TASK DESCRIPTION: Take the lines from the one with "Convert this document image to plain text." to the end of the listing, both ends included, and quote them exactly, leaving pictures out.

---- DATA EXCERPTS

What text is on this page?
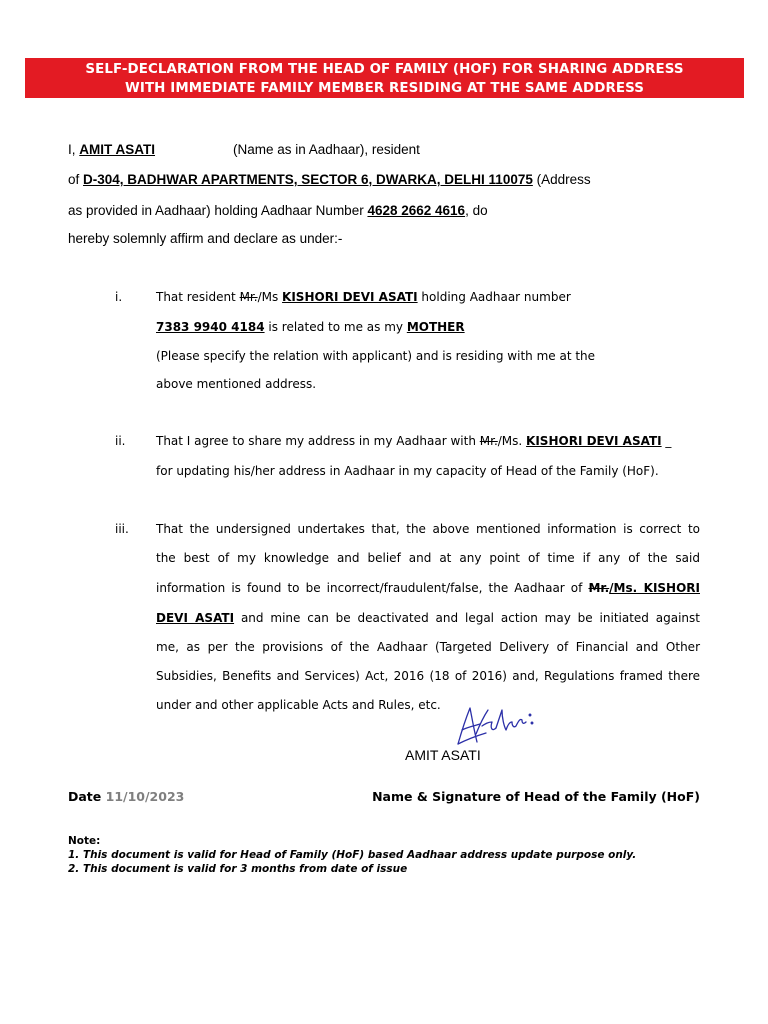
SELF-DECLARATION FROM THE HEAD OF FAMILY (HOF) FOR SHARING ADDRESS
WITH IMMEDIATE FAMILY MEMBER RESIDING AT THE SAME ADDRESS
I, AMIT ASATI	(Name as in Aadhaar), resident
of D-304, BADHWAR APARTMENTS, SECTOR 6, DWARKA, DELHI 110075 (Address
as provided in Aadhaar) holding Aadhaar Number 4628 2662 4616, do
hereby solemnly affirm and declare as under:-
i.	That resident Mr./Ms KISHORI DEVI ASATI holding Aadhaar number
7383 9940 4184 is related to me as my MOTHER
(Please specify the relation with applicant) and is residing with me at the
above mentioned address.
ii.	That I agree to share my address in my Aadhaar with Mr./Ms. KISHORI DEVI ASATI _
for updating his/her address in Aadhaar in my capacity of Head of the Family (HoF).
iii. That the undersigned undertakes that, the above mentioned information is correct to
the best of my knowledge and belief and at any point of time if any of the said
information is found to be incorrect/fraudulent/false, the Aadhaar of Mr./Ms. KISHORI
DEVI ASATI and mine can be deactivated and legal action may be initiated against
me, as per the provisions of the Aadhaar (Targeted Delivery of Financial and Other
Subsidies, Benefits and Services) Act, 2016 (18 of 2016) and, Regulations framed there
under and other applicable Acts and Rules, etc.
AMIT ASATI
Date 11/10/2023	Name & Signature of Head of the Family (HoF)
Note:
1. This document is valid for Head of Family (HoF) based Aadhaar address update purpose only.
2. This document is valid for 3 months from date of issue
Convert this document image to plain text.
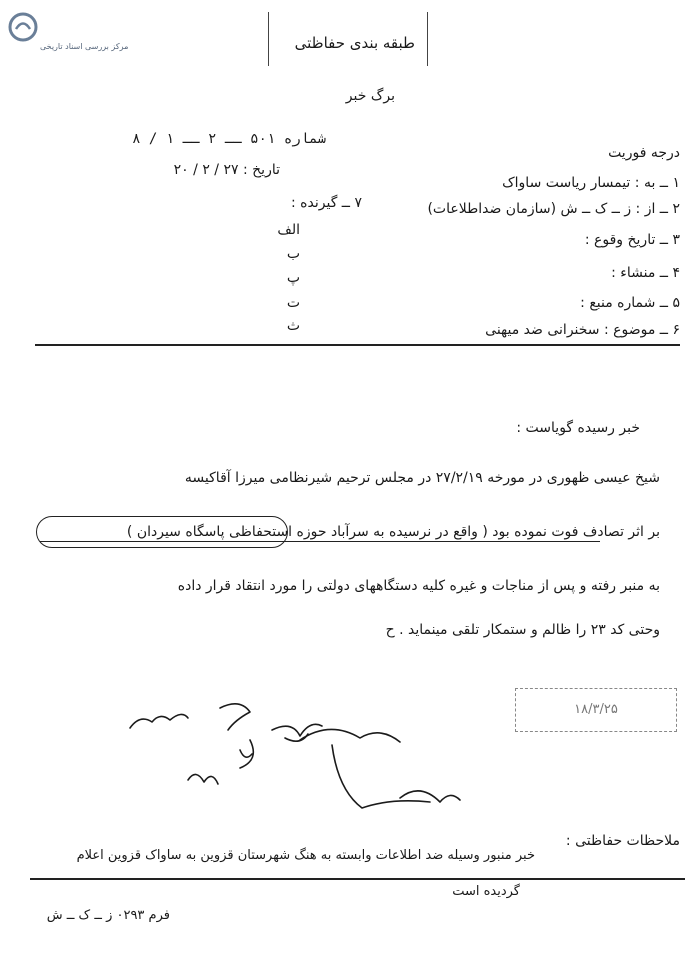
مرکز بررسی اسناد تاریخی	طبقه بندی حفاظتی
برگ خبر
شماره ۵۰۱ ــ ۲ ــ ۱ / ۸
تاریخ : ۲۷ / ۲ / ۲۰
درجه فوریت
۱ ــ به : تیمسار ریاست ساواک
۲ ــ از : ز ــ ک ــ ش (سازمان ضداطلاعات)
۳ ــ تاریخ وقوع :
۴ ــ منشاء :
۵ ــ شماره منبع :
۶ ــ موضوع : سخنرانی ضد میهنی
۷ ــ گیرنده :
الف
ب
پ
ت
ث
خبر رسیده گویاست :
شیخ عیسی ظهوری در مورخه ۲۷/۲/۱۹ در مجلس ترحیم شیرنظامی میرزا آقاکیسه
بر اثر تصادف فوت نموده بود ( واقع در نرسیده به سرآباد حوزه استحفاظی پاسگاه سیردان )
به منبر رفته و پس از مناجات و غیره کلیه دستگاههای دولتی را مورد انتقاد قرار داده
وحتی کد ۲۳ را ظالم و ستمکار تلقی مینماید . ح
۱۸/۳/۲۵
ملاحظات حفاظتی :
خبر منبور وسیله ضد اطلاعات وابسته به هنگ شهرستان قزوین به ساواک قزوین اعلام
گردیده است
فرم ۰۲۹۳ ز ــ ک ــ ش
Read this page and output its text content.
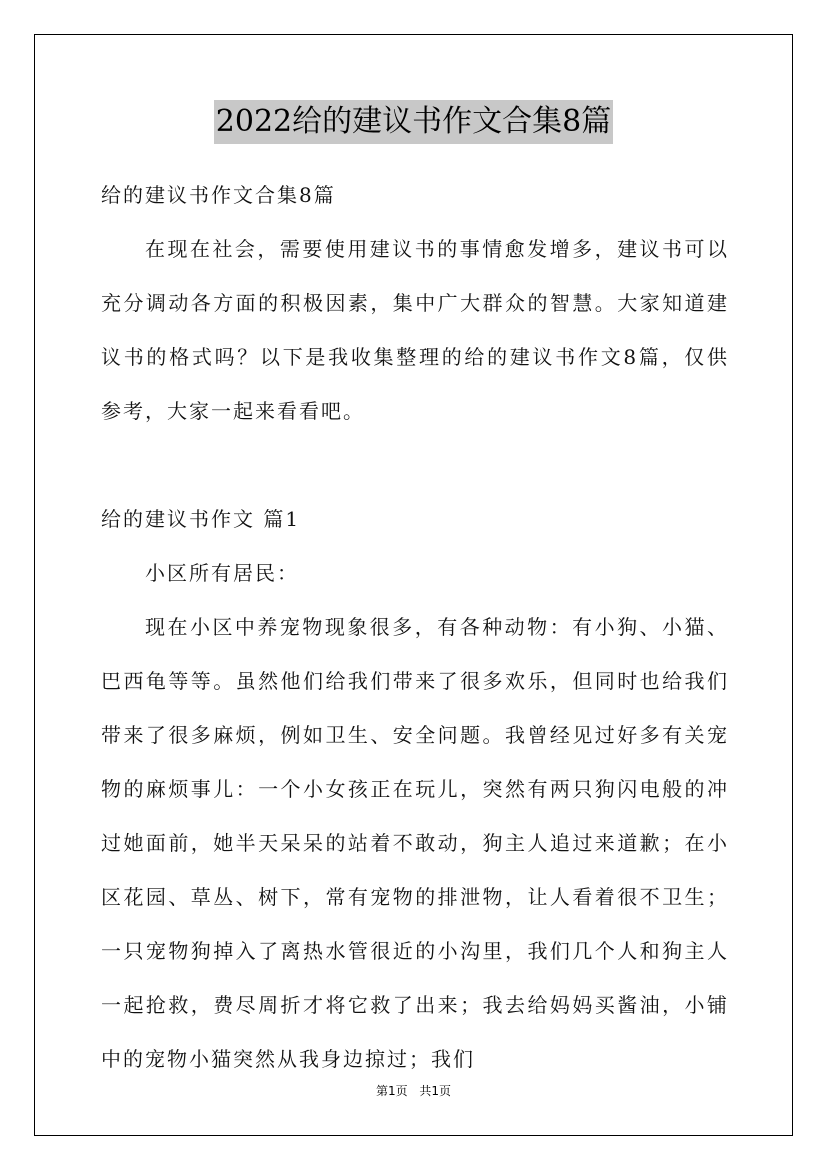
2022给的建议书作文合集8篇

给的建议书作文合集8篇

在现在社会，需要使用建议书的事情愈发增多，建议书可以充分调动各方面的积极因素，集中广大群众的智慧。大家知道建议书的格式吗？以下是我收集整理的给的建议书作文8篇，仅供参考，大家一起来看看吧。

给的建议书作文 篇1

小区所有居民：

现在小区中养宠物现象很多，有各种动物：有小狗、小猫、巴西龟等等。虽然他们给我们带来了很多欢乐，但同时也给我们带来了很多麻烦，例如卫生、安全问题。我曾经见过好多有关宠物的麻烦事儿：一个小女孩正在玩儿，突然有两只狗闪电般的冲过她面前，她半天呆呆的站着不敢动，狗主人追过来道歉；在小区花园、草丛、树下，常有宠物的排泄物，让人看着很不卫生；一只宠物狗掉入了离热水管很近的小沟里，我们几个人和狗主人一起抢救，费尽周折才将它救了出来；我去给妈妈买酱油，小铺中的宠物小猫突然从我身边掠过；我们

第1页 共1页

--------

RIGHT ANSWER:
Convert this document image to plain text.
مرکز بررسی اسناد تاریخی	طبقه بندی حفاظتی
برگ خبر
شماره ۵۰۱ ــ ۲ ــ ۱ / ۸
تاریخ : ۲۷ / ۲ / ۲۰
درجه فوریت
۱ ــ به : تیمسار ریاست ساواک
۲ ــ از : ز ــ ک ــ ش (سازمان ضداطلاعات)
۳ ــ تاریخ وقوع :
۴ ــ منشاء :
۵ ــ شماره منبع :
۶ ــ موضوع : سخنرانی ضد میهنی
۷ ــ گیرنده :
الف
ب
پ
ت
ث
خبر رسیده گویاست :
شیخ عیسی ظهوری در مورخه ۲۷/۲/۱۹ در مجلس ترحیم شیرنظامی میرزا آقاکیسه
بر اثر تصادف فوت نموده بود ( واقع در نرسیده به سرآباد حوزه استحفاظی پاسگاه سیردان )
به منبر رفته و پس از مناجات و غیره کلیه دستگاههای دولتی را مورد انتقاد قرار داده
وحتی کد ۲۳ را ظالم و ستمکار تلقی مینماید . ح
۱۸/۳/۲۵
ملاحظات حفاظتی :
خبر منبور وسیله ضد اطلاعات وابسته به هنگ شهرستان قزوین به ساواک قزوین اعلام
گردیده است
فرم ۰۲۹۳ ز ــ ک ــ ش
Read this page and output its text content.
2022给的建议书作文合集8篇

给的建议书作文合集8篇

在现在社会，需要使用建议书的事情愈发增多，建议书可以充分调动各方面的积极因素，集中广大群众的智慧。大家知道建议书的格式吗？以下是我收集整理的给的建议书作文8篇，仅供参考，大家一起来看看吧。

给的建议书作文 篇1

小区所有居民：

现在小区中养宠物现象很多，有各种动物：有小狗、小猫、巴西龟等等。虽然他们给我们带来了很多欢乐，但同时也给我们带来了很多麻烦，例如卫生、安全问题。我曾经见过好多有关宠物的麻烦事儿：一个小女孩正在玩儿，突然有两只狗闪电般的冲过她面前，她半天呆呆的站着不敢动，狗主人追过来道歉；在小区花园、草丛、树下，常有宠物的排泄物，让人看着很不卫生；一只宠物狗掉入了离热水管很近的小沟里，我们几个人和狗主人一起抢救，费尽周折才将它救了出来；我去给妈妈买酱油，小铺中的宠物小猫突然从我身边掠过；我们

第1页 共1页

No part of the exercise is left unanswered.